(Data listing)
# # # # # # #
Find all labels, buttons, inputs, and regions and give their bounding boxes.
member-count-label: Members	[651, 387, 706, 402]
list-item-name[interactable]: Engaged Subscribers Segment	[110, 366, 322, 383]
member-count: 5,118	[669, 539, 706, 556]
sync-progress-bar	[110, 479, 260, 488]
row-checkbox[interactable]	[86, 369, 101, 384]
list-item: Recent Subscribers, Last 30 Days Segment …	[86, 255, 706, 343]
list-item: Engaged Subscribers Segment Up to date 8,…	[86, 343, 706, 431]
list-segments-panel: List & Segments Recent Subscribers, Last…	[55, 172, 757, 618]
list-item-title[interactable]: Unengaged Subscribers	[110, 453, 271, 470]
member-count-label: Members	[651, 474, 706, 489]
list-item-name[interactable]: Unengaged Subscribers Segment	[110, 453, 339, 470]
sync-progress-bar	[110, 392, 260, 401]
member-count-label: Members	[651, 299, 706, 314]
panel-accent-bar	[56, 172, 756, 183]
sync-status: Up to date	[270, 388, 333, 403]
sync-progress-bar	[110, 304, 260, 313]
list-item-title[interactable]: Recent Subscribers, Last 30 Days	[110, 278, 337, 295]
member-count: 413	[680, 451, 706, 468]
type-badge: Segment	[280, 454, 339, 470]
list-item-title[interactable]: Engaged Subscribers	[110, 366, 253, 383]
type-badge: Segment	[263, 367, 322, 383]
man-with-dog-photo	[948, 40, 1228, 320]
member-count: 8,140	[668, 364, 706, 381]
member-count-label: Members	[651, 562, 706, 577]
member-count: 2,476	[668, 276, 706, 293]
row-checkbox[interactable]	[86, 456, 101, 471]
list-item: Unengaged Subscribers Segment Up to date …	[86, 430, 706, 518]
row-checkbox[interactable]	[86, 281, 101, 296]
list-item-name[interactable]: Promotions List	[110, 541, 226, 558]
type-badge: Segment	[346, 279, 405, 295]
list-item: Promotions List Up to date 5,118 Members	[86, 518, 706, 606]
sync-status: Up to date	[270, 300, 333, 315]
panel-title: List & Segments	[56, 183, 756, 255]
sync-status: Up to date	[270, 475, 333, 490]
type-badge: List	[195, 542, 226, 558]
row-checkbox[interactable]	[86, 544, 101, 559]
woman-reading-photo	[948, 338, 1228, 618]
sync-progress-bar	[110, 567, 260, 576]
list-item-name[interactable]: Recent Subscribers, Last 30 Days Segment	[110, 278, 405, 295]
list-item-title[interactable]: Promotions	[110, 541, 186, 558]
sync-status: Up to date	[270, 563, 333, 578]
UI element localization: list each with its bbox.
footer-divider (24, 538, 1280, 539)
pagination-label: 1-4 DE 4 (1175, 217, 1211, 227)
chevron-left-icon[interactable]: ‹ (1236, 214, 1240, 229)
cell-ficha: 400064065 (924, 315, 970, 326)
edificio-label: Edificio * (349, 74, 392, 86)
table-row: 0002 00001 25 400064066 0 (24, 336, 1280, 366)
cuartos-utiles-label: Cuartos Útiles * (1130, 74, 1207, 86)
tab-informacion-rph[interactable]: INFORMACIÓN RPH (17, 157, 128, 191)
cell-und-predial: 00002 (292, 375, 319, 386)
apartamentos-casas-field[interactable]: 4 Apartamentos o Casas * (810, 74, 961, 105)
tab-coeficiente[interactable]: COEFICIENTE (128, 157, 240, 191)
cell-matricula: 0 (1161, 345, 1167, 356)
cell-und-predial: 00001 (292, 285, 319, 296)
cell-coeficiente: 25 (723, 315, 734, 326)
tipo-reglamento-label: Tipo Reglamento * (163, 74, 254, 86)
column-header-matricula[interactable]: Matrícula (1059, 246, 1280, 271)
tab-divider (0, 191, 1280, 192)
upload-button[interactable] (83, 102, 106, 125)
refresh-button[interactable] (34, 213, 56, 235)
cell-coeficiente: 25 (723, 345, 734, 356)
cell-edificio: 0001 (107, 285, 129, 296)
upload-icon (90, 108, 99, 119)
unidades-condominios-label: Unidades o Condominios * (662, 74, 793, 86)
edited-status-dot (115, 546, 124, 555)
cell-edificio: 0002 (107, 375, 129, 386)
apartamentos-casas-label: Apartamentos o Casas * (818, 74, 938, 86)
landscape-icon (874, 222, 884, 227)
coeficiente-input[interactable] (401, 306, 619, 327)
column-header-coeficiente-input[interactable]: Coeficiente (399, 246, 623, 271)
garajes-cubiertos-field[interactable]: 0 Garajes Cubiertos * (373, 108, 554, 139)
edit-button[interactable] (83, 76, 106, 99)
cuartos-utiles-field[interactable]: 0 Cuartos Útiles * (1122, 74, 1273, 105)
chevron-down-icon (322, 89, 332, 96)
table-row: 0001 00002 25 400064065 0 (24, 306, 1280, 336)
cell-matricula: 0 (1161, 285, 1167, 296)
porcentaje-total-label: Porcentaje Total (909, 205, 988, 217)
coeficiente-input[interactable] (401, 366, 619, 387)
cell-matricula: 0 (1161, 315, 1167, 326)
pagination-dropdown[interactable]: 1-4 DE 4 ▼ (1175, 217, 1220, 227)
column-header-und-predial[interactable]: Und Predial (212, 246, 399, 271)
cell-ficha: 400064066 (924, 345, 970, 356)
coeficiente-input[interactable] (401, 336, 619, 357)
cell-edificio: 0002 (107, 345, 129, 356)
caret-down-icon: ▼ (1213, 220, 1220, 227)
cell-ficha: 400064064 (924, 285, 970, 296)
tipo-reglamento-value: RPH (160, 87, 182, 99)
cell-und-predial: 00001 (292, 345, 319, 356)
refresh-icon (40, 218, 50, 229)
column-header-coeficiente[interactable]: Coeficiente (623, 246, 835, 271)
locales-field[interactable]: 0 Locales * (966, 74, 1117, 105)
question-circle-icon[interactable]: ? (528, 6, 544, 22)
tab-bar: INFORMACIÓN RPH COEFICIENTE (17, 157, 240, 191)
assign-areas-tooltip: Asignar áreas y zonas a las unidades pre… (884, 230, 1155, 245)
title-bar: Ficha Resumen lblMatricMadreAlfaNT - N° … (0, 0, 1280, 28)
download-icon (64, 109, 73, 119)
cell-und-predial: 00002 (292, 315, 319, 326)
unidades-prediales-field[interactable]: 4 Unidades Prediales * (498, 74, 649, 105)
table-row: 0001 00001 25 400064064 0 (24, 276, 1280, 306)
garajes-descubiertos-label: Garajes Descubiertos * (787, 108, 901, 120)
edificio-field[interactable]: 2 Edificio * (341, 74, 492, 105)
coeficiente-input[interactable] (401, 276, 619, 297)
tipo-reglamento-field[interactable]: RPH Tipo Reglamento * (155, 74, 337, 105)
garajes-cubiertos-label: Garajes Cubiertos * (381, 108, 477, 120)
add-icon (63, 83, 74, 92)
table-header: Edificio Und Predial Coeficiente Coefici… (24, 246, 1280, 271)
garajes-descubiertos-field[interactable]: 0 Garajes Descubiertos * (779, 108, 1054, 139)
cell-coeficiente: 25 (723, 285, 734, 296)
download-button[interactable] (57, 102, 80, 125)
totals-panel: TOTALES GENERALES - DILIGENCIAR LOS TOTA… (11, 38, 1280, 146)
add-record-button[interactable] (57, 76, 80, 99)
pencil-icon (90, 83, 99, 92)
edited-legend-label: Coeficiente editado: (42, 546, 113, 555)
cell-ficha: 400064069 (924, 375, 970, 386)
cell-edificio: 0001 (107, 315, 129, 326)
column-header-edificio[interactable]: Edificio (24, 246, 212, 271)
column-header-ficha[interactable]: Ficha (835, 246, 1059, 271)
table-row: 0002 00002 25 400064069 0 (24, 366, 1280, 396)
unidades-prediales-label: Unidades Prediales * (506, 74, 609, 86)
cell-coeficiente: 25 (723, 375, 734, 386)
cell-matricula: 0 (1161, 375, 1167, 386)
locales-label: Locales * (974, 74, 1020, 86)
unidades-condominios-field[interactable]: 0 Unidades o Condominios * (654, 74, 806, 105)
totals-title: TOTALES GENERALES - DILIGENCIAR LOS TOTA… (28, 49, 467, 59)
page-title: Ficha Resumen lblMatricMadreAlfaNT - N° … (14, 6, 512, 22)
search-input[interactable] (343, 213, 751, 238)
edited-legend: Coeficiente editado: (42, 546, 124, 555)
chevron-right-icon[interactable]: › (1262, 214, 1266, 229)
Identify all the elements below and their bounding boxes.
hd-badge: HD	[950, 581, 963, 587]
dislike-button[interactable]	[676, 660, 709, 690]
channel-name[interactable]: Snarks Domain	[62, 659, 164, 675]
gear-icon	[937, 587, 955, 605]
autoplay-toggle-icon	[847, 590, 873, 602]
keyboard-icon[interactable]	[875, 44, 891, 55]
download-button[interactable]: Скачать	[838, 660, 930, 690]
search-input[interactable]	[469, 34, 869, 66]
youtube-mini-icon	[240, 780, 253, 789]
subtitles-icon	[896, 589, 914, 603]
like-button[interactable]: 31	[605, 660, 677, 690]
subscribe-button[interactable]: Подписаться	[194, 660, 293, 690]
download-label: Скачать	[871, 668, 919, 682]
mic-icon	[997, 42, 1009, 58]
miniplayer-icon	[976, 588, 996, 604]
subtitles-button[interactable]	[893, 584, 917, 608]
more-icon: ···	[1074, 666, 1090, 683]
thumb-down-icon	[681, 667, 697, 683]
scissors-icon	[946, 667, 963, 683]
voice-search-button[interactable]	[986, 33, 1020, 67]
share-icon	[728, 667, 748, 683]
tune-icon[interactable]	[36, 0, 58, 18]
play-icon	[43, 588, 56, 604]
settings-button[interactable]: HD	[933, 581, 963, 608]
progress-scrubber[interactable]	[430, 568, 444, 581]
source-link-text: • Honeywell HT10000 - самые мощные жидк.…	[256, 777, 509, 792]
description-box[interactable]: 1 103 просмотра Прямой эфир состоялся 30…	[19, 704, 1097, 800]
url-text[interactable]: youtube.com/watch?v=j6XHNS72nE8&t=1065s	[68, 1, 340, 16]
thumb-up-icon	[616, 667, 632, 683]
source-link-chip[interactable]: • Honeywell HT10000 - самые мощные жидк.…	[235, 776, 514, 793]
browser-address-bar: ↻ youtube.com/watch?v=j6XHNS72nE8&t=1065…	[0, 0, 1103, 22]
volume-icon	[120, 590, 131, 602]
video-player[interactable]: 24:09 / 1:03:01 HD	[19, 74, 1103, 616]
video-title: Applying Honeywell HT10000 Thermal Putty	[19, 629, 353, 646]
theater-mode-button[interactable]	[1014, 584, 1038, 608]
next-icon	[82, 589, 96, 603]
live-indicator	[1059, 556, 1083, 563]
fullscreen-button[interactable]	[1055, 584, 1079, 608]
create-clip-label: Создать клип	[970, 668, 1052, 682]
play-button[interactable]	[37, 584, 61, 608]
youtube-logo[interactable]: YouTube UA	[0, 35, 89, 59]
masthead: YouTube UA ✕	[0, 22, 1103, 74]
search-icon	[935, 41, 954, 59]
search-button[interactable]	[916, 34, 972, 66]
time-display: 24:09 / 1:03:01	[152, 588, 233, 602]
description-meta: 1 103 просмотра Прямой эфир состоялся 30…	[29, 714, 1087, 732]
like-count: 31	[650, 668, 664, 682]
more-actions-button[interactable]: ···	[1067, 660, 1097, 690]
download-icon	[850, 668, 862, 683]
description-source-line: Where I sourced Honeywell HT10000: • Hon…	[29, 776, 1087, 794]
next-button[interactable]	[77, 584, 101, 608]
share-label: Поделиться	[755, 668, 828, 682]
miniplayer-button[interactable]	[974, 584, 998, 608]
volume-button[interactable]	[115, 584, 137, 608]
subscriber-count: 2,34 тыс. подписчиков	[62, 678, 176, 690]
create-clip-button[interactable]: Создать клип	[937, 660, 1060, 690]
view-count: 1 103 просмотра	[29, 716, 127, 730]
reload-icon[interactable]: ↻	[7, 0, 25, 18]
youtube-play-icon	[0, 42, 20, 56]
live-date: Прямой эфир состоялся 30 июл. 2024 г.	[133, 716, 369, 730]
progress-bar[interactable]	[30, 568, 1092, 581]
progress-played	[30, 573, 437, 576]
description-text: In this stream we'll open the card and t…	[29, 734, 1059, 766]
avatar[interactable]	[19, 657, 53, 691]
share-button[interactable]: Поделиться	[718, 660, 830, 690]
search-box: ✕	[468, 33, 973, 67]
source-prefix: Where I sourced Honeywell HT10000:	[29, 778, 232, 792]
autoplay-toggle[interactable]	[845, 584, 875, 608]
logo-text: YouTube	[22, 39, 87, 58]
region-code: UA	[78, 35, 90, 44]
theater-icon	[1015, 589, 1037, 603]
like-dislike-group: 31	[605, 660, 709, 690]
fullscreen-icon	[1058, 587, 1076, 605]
# # # # # # #
• Problem requirements: Turn the data lines from the start through the line containing "list-item: Recent Subscribers, Last", inclusive, into a Markdown table with the columns "Row" and "Line". Leave out any blank lines.

• Reply:
| Row | Line |
|---|---|
| 1 | Find all labels, buttons, inputs, and regions and give their bounding boxes. |
| 2 | member-count-label: Members	[651, 387, 706, 402] |
| 3 | list-item-name[interactable]: Engaged Subscribers Segment	[110, 366, 322, 383] |
| 4 | member-count: 5,118	[669, 539, 706, 556] |
| 5 | sync-progress-bar	[110, 479, 260, 488] |
| 6 | row-checkbox[interactable]	[86, 369, 101, 384] |
| 7 | list-item: Recent Subscribers, Last 30 Days Segment …	[86, 255, 706, 343] |